# [Written problem]
List all lines of the data containing the word "Fully".

--- Provided information ---

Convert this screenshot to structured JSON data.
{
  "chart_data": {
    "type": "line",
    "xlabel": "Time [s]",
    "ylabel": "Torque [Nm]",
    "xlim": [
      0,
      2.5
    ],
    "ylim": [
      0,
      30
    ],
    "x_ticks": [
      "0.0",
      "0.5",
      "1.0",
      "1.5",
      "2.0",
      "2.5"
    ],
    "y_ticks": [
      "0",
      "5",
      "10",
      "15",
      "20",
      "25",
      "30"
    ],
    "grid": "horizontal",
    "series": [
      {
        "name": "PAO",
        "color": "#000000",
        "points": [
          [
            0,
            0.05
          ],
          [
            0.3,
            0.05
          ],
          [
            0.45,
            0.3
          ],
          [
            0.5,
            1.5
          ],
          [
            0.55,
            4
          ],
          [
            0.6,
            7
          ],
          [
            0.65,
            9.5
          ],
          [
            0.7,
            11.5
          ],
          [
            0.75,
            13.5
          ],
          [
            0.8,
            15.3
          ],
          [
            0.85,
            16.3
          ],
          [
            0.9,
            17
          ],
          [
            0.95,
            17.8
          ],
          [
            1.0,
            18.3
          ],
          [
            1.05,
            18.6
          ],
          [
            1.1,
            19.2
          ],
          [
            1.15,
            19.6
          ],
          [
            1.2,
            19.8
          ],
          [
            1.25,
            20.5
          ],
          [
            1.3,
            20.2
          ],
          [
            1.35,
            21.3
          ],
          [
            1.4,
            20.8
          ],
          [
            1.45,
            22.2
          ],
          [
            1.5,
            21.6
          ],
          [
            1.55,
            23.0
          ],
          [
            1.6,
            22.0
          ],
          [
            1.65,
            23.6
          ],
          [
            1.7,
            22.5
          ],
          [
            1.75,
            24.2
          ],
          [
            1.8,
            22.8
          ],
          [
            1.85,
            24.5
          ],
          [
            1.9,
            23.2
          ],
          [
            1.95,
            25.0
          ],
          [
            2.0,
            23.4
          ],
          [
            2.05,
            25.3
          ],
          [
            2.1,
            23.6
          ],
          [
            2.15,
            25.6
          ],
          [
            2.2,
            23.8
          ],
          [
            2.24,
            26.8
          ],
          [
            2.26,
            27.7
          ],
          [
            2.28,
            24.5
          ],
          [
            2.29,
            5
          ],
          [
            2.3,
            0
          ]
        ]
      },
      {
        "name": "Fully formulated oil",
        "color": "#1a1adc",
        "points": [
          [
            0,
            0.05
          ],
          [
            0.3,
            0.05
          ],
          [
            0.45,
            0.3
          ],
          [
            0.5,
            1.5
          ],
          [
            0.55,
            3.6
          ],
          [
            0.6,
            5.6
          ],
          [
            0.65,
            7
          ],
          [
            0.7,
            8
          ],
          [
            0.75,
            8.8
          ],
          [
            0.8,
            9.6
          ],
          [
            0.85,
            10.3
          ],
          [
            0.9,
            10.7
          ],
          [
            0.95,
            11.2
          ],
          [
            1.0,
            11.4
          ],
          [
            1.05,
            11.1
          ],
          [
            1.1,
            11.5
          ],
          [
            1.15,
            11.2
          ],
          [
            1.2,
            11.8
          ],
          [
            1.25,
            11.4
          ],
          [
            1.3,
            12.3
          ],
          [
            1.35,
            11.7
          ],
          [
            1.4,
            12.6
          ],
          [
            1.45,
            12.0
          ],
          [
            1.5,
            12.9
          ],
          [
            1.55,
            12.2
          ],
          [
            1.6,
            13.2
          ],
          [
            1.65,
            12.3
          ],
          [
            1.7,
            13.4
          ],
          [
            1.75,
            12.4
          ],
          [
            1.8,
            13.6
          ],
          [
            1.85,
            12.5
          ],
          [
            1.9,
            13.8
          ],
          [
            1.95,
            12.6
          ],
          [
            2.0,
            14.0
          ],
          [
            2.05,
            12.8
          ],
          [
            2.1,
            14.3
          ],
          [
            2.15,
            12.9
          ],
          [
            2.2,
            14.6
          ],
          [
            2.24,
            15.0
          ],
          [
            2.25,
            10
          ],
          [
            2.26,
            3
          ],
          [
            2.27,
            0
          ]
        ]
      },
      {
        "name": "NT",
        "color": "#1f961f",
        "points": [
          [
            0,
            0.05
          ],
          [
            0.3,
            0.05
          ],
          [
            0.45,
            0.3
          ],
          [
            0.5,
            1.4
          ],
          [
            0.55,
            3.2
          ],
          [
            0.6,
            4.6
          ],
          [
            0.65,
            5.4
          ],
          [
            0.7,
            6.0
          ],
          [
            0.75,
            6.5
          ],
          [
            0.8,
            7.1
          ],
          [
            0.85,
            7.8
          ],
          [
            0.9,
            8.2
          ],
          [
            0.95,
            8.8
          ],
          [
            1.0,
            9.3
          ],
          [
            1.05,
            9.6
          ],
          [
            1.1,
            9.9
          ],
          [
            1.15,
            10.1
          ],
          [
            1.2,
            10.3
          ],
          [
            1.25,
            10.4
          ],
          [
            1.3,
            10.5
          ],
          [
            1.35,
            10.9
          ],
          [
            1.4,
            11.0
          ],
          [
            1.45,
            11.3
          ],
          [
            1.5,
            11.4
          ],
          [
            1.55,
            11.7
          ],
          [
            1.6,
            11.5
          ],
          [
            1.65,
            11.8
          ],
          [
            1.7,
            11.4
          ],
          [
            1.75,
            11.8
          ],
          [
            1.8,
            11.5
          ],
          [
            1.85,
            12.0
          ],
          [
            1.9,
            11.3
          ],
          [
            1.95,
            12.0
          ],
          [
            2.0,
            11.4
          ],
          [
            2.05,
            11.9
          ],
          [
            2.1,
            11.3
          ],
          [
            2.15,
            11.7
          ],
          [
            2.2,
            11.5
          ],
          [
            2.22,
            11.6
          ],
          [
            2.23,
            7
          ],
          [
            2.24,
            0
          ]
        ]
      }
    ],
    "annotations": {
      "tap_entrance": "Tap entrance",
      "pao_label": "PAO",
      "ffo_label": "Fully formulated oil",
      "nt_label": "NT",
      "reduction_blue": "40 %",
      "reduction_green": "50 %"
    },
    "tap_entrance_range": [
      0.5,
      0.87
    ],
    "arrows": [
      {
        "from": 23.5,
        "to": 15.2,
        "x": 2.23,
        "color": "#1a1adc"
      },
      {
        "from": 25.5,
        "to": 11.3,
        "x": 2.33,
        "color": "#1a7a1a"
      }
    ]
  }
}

---

# [Correct response]
        "name": "Fully formulated oil",
      "ffo_label": "Fully formulated oil",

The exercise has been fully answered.